--- Goal of the exercise ---
Find every line in the records below that holds the word "Connect" and copy it.

--- Given entries ---
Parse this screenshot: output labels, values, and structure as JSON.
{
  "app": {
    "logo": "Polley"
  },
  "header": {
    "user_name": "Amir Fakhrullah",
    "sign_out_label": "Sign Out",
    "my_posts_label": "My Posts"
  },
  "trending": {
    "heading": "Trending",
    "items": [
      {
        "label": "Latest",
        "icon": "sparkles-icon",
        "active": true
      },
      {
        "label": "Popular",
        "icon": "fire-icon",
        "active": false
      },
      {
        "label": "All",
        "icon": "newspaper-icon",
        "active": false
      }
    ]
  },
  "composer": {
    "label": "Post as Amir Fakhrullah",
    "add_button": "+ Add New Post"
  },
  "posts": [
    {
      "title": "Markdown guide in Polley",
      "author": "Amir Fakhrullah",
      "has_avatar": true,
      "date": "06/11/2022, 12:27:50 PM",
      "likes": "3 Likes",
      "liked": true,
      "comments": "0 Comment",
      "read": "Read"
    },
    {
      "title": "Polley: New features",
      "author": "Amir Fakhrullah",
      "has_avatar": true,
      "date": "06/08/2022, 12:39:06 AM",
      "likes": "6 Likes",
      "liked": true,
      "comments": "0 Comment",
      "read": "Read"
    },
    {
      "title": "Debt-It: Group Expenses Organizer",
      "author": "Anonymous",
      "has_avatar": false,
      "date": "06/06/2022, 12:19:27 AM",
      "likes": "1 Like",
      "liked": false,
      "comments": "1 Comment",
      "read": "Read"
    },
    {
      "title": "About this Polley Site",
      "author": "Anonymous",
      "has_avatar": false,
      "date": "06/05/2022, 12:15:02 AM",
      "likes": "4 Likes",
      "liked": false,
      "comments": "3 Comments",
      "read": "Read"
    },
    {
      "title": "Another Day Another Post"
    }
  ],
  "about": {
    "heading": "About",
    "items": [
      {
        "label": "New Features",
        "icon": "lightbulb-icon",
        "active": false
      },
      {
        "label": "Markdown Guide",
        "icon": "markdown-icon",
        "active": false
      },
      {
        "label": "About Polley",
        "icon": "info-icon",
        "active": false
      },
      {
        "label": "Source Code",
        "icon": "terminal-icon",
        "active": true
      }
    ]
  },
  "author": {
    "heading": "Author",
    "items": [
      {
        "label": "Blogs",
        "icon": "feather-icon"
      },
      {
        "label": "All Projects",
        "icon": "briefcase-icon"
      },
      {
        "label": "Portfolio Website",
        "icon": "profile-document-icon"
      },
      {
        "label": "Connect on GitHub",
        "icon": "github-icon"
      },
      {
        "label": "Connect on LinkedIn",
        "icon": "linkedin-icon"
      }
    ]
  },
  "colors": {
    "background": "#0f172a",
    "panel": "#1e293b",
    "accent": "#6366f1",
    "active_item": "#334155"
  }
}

--- Exercise result ---
        "label": "Connect on GitHub",
        "label": "Connect on LinkedIn",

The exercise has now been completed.